TASK INPUTS:
* begin *

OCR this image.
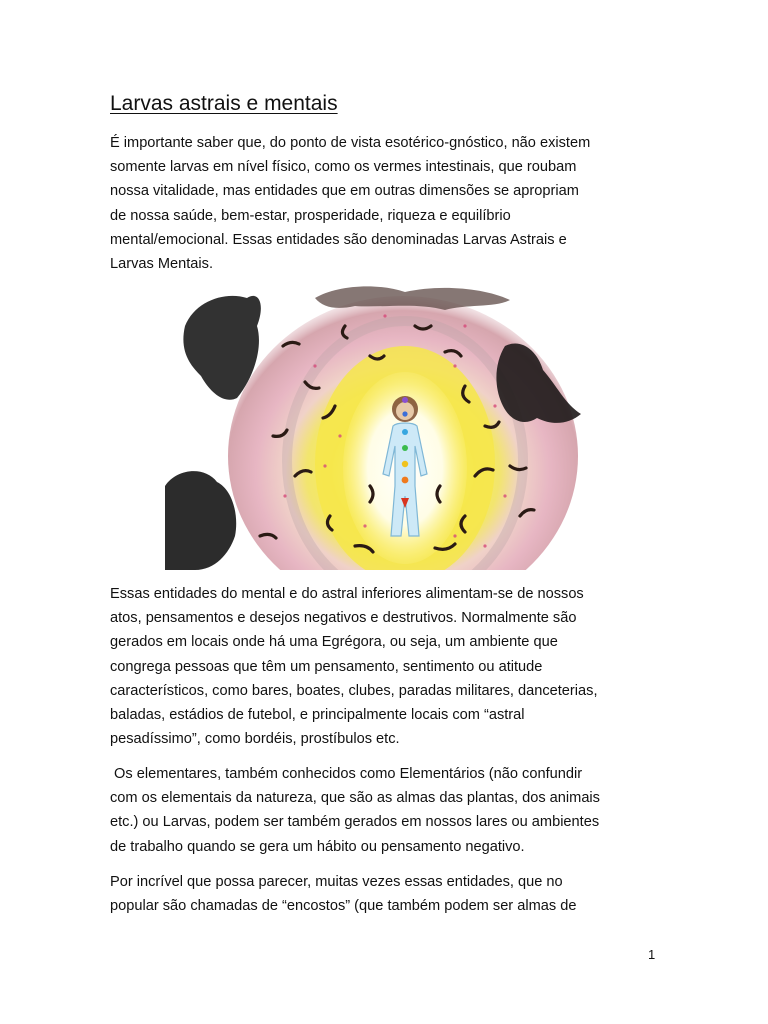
Larvas astrais e mentais
É importante saber que, do ponto de vista esotérico-gnóstico, não existem
somente larvas em nível físico, como os vermes intestinais, que roubam
nossa vitalidade, mas entidades que em outras dimensões se apropriam
de nossa saúde, bem-estar, prosperidade, riqueza e equilíbrio
mental/emocional. Essas entidades são denominadas Larvas Astrais e
Larvas Mentais.
Essas entidades do mental e do astral inferiores alimentam-se de nossos
atos, pensamentos e desejos negativos e destrutivos. Normalmente são
gerados em locais onde há uma Egrégora, ou seja, um ambiente que
congrega pessoas que têm um pensamento, sentimento ou atitude
característicos, como bares, boates, clubes, paradas militares, danceterias,
baladas, estádios de futebol, e principalmente locais com “astral
pesadíssimo”, como bordéis, prostíbulos etc.
Os elementares, também conhecidos como Elementários (não confundir
com os elementais da natureza, que são as almas das plantas, dos animais
etc.) ou Larvas, podem ser também gerados em nossos lares ou ambientes
de trabalho quando se gera um hábito ou pensamento negativo.
Por incrível que possa parecer, muitas vezes essas entidades, que no
popular são chamadas de “encostos” (que também podem ser almas de
1
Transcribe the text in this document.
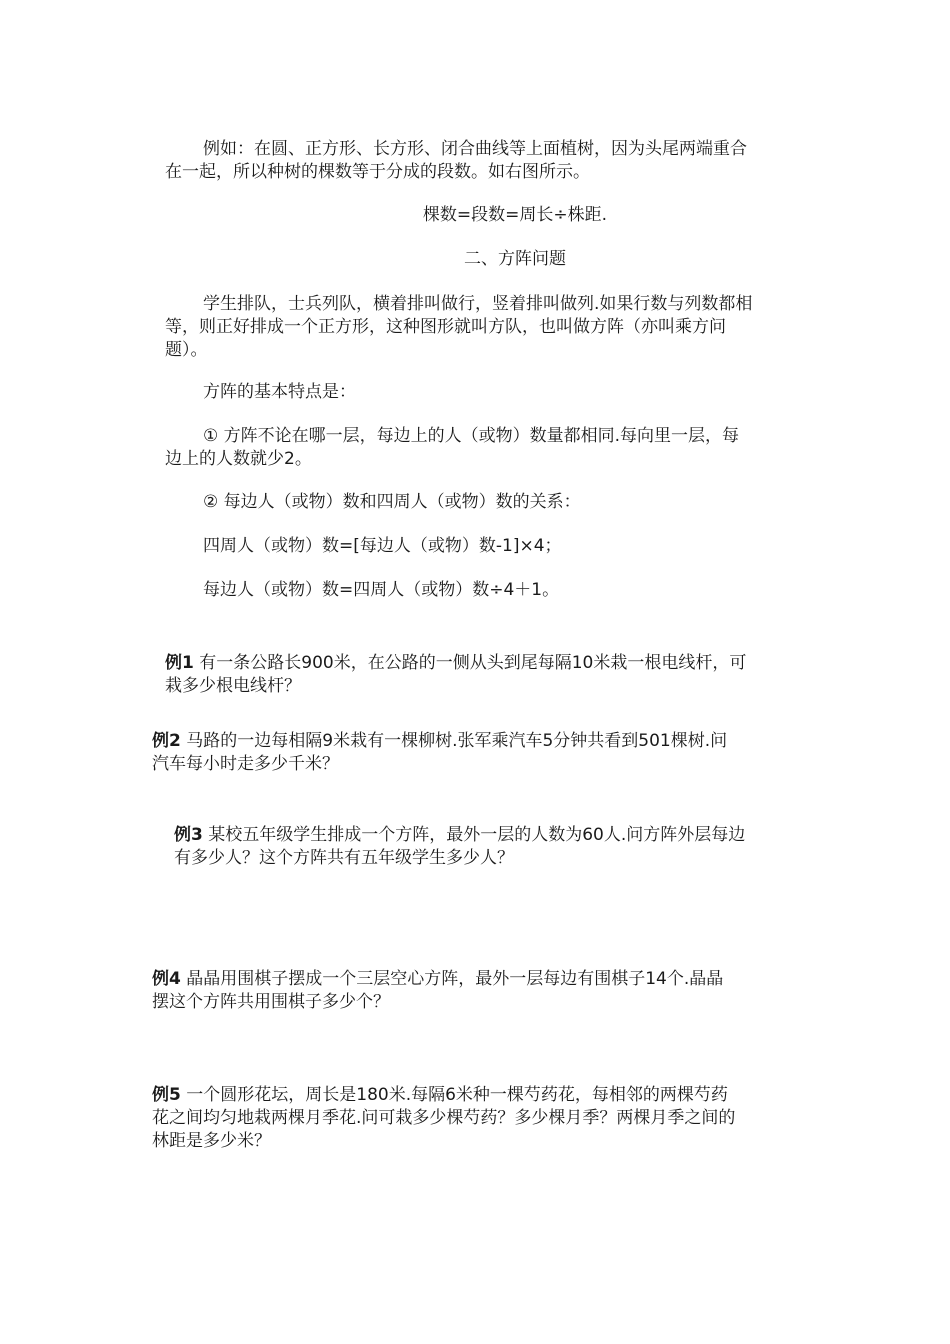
例如：在圆、正方形、长方形、闭合曲线等上面植树，因为头尾两端重合
在一起，所以种树的棵数等于分成的段数。如右图所示。
棵数=段数=周长÷株距.
二、方阵问题
学生排队，士兵列队，横着排叫做行，竖着排叫做列.如果行数与列数都相
等，则正好排成一个正方形，这种图形就叫方队，也叫做方阵（亦叫乘方问
题）。
方阵的基本特点是：
① 方阵不论在哪一层，每边上的人（或物）数量都相同.每向里一层，每
边上的人数就少2。
② 每边人（或物）数和四周人（或物）数的关系：
四周人（或物）数=[每边人（或物）数-1]×4；
每边人（或物）数=四周人（或物）数÷4＋1。
例1 有一条公路长900米，在公路的一侧从头到尾每隔10米栽一根电线杆，可
栽多少根电线杆？
例2 马路的一边每相隔9米栽有一棵柳树.张军乘汽车5分钟共看到501棵树.问
汽车每小时走多少千米？
例3 某校五年级学生排成一个方阵，最外一层的人数为60人.问方阵外层每边
有多少人？这个方阵共有五年级学生多少人？
例4 晶晶用围棋子摆成一个三层空心方阵，最外一层每边有围棋子14个.晶晶
摆这个方阵共用围棋子多少个？
例5 一个圆形花坛，周长是180米.每隔6米种一棵芍药花，每相邻的两棵芍药
花之间均匀地栽两棵月季花.问可栽多少棵芍药？多少棵月季？两棵月季之间的
林距是多少米？
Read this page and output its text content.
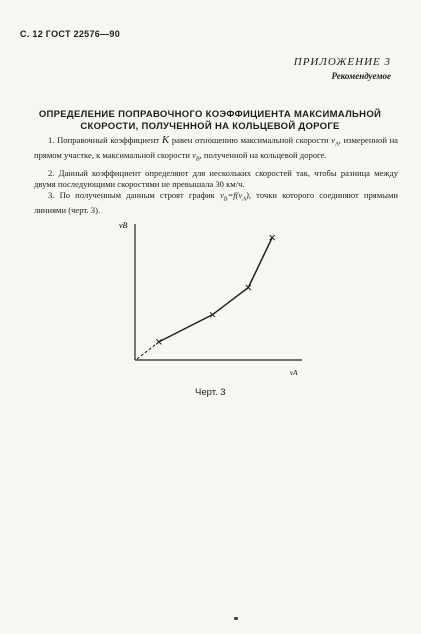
С. 12 ГОСТ 22576—90
ПРИЛОЖЕНИЕ 3
Рекомендуемое
ОПРЕДЕЛЕНИЕ ПОПРАВОЧНОГО КОЭФФИЦИЕНТА МАКСИМАЛЬНОЙ
СКОРОСТИ, ПОЛУЧЕННОЙ НА КОЛЬЦЕВОЙ ДОРОГЕ
1. Поправочный коэффициент K равен отношению максимальной скорости $v_A$, измеренной на прямом участке, к максимальной скорости $v_B$, полученной на кольцевой дороге.
2. Данный коэффициент определяют для нескольких скоростей так, чтобы разница между двумя последующими скоростями не превышала 30 км/ч.
3. По полученным данным строят график $v_B=f(v_A)$, точки которого соединяют прямыми линиями (черт. 3).
vB
vA
Черт. 3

* end *

WHAT TO PRODUCE:
Return each line from the material above exactly, but not the pictures.

RESULT OF THE TASK:
OCR this image.
Larvas astrais e mentais
É importante saber que, do ponto de vista esotérico-gnóstico, não existem
somente larvas em nível físico, como os vermes intestinais, que roubam
nossa vitalidade, mas entidades que em outras dimensões se apropriam
de nossa saúde, bem-estar, prosperidade, riqueza e equilíbrio
mental/emocional. Essas entidades são denominadas Larvas Astrais e
Larvas Mentais.
Essas entidades do mental e do astral inferiores alimentam-se de nossos
atos, pensamentos e desejos negativos e destrutivos. Normalmente são
gerados em locais onde há uma Egrégora, ou seja, um ambiente que
congrega pessoas que têm um pensamento, sentimento ou atitude
característicos, como bares, boates, clubes, paradas militares, danceterias,
baladas, estádios de futebol, e principalmente locais com “astral
pesadíssimo”, como bordéis, prostíbulos etc.
Os elementares, também conhecidos como Elementários (não confundir
com os elementais da natureza, que são as almas das plantas, dos animais
etc.) ou Larvas, podem ser também gerados em nossos lares ou ambientes
de trabalho quando se gera um hábito ou pensamento negativo.
Por incrível que possa parecer, muitas vezes essas entidades, que no
popular são chamadas de “encostos” (que também podem ser almas de
1
Transcribe the text in this document.
例如：在圆、正方形、长方形、闭合曲线等上面植树，因为头尾两端重合
在一起，所以种树的棵数等于分成的段数。如右图所示。
棵数=段数=周长÷株距.
二、方阵问题
学生排队，士兵列队，横着排叫做行，竖着排叫做列.如果行数与列数都相
等，则正好排成一个正方形，这种图形就叫方队，也叫做方阵（亦叫乘方问
题）。
方阵的基本特点是：
① 方阵不论在哪一层，每边上的人（或物）数量都相同.每向里一层，每
边上的人数就少2。
② 每边人（或物）数和四周人（或物）数的关系：
四周人（或物）数=[每边人（或物）数-1]×4；
每边人（或物）数=四周人（或物）数÷4＋1。
例1 有一条公路长900米，在公路的一侧从头到尾每隔10米栽一根电线杆，可
栽多少根电线杆？
例2 马路的一边每相隔9米栽有一棵柳树.张军乘汽车5分钟共看到501棵树.问
汽车每小时走多少千米？
例3 某校五年级学生排成一个方阵，最外一层的人数为60人.问方阵外层每边
有多少人？这个方阵共有五年级学生多少人？
例4 晶晶用围棋子摆成一个三层空心方阵，最外一层每边有围棋子14个.晶晶
摆这个方阵共用围棋子多少个？
例5 一个圆形花坛，周长是180米.每隔6米种一棵芍药花，每相邻的两棵芍药
花之间均匀地栽两棵月季花.问可栽多少棵芍药？多少棵月季？两棵月季之间的
林距是多少米？
Read this page and output its text content.
С. 12 ГОСТ 22576—90
ПРИЛОЖЕНИЕ 3
Рекомендуемое
ОПРЕДЕЛЕНИЕ ПОПРАВОЧНОГО КОЭФФИЦИЕНТА МАКСИМАЛЬНОЙ
СКОРОСТИ, ПОЛУЧЕННОЙ НА КОЛЬЦЕВОЙ ДОРОГЕ
1. Поправочный коэффициент K равен отношению максимальной скорости $v_A$, измеренной на прямом участке, к максимальной скорости $v_B$, полученной на кольцевой дороге.
2. Данный коэффициент определяют для нескольких скоростей так, чтобы разница между двумя последующими скоростями не превышала 30 км/ч.
3. По полученным данным строят график $v_B=f(v_A)$, точки которого соединяют прямыми линиями (черт. 3).
vB
vA
Черт. 3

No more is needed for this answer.